GOAL
Quote the whole listing exactly. Leave the pictures out of your copy.
┌─ RAW DATA
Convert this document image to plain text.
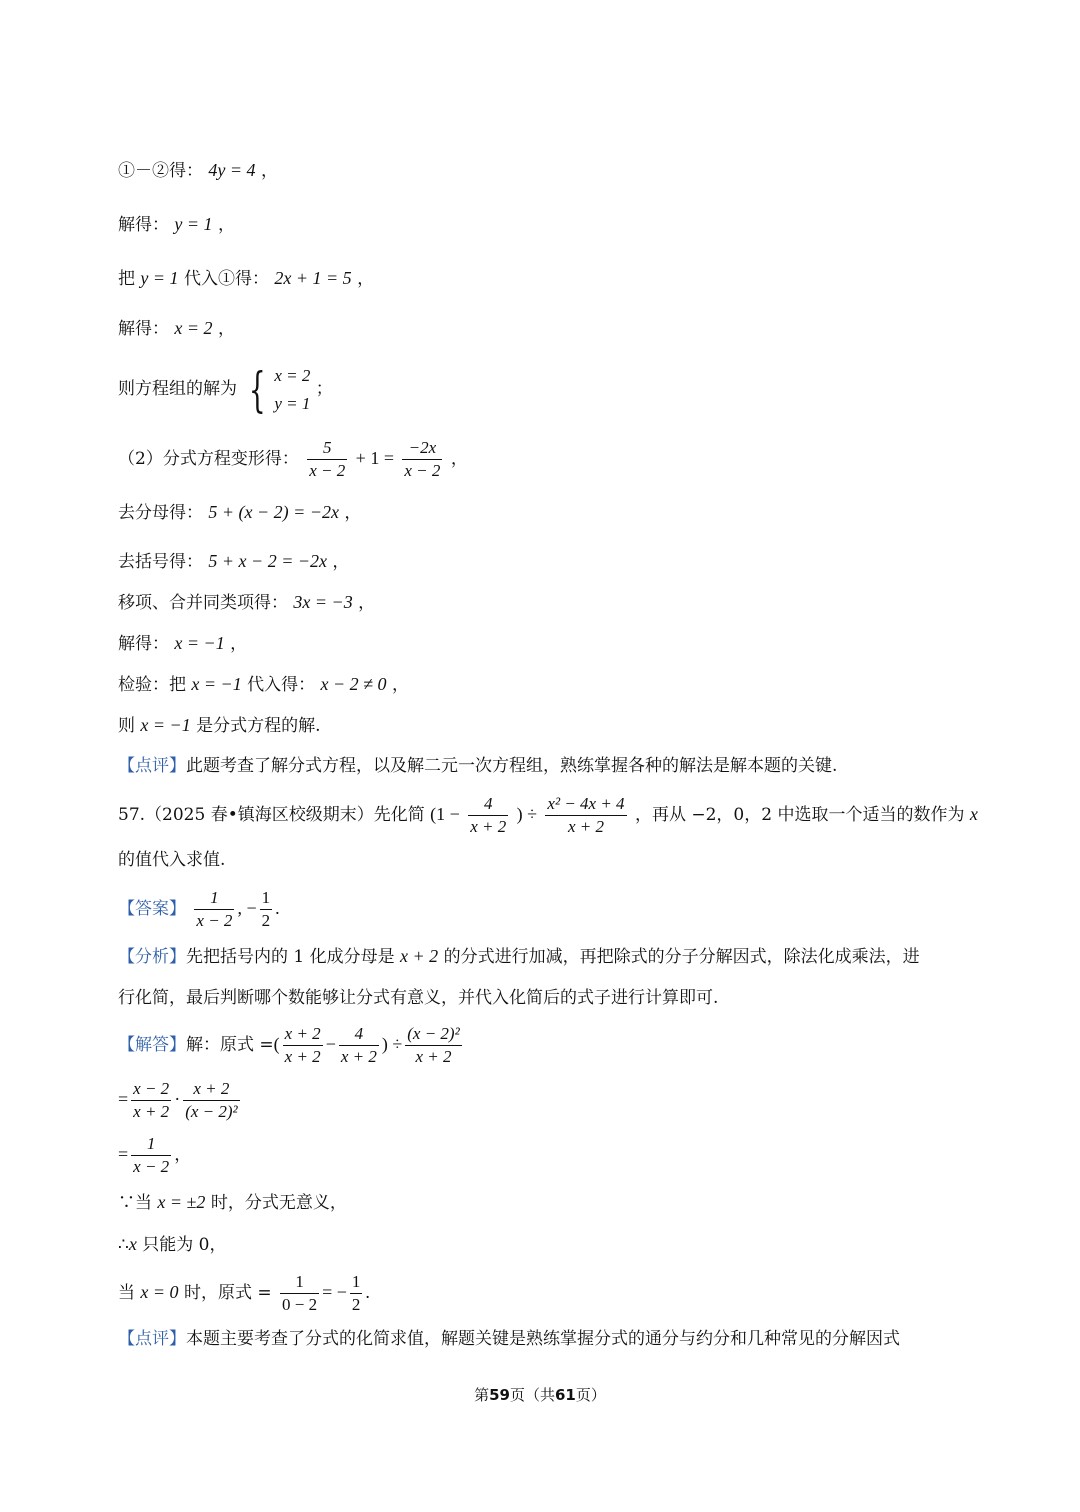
①－②得： 4y = 4 ，
解得： y = 1 ，
把 y = 1 代入①得： 2x + 1 = 5 ，
解得： x = 2 ，
则方程组的解为 { x = 2
y = 1
；
（2）分式方程变形得： $\frac{5}{x - 2} + 1 = \frac{-2x}{x - 2}$ ，
去分母得： 5 + (x − 2) = −2x ，
去括号得： 5 + x − 2 = −2x ，
移项、合并同类项得： 3x = −3 ，
解得： x = −1 ，
检验：把 x = −1 代入得： x − 2 ≠ 0 ，
则 x = −1 是分式方程的解.
【点评】此题考查了解分式方程，以及解二元一次方程组，熟练掌握各种的解法是解本题的关键.
57.（2025 春•镇海区校级期末）先化简 ($1 - \frac{4}{x + 2}$ ) ÷ $\frac{\text{x² − 4x + 4}}{x + 2}$ ，再从 −2，0，2 中选取一个适当的数作为 x
的值代入求值.
【答案】 $\frac{1}{x - 2}$ , − $\frac{1}{2}$ .
【分析】先把括号内的 1 化成分母是 x + 2 的分式进行加减，再把除式的分子分解因式，除法化成乘法，进
行化简，最后判断哪个数能够让分式有意义，并代入化简后的式子进行计算即可.
【解答】解：原式 =( $\frac{x + 2}{x + 2} - \frac{4}{x + 2}$ ) ÷ $\frac{\text{(x − 2)²}}{x + 2}$
= $\frac{x - 2}{x + 2} \cdot \frac{x + 2}{\text{(x − 2)²}}$
= $\frac{1}{x - 2}$ ，
∵当 x = ±2 时，分式无意义，
∴x 只能为 0，
当 x = 0 时，原式 = $\frac{1}{0 - 2}$ = − $\frac{1}{2}$ .
【点评】本题主要考查了分式的化简求值，解题关键是熟练掌握分式的通分与约分和几种常见的分解因式
第59页（共61页）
└─
RESULT
Convert this document image to plain text.
①－②得： 4y = 4 ，
解得： y = 1 ，
把 y = 1 代入①得： 2x + 1 = 5 ，
解得： x = 2 ，
则方程组的解为 { x = 2
y = 1
；
（2）分式方程变形得： $\frac{5}{x - 2} + 1 = \frac{-2x}{x - 2}$ ，
去分母得： 5 + (x − 2) = −2x ，
去括号得： 5 + x − 2 = −2x ，
移项、合并同类项得： 3x = −3 ，
解得： x = −1 ，
检验：把 x = −1 代入得： x − 2 ≠ 0 ，
则 x = −1 是分式方程的解.
【点评】此题考查了解分式方程，以及解二元一次方程组，熟练掌握各种的解法是解本题的关键.
57.（2025 春•镇海区校级期末）先化简 ($1 - \frac{4}{x + 2}$ ) ÷ $\frac{\text{x² − 4x + 4}}{x + 2}$ ，再从 −2，0，2 中选取一个适当的数作为 x
的值代入求值.
【答案】 $\frac{1}{x - 2}$ , − $\frac{1}{2}$ .
【分析】先把括号内的 1 化成分母是 x + 2 的分式进行加减，再把除式的分子分解因式，除法化成乘法，进
行化简，最后判断哪个数能够让分式有意义，并代入化简后的式子进行计算即可.
【解答】解：原式 =( $\frac{x + 2}{x + 2} - \frac{4}{x + 2}$ ) ÷ $\frac{\text{(x − 2)²}}{x + 2}$
= $\frac{x - 2}{x + 2} \cdot \frac{x + 2}{\text{(x − 2)²}}$
= $\frac{1}{x - 2}$ ，
∵当 x = ±2 时，分式无意义，
∴x 只能为 0，
当 x = 0 时，原式 = $\frac{1}{0 - 2}$ = − $\frac{1}{2}$ .
【点评】本题主要考查了分式的化简求值，解题关键是熟练掌握分式的通分与约分和几种常见的分解因式
第59页（共61页）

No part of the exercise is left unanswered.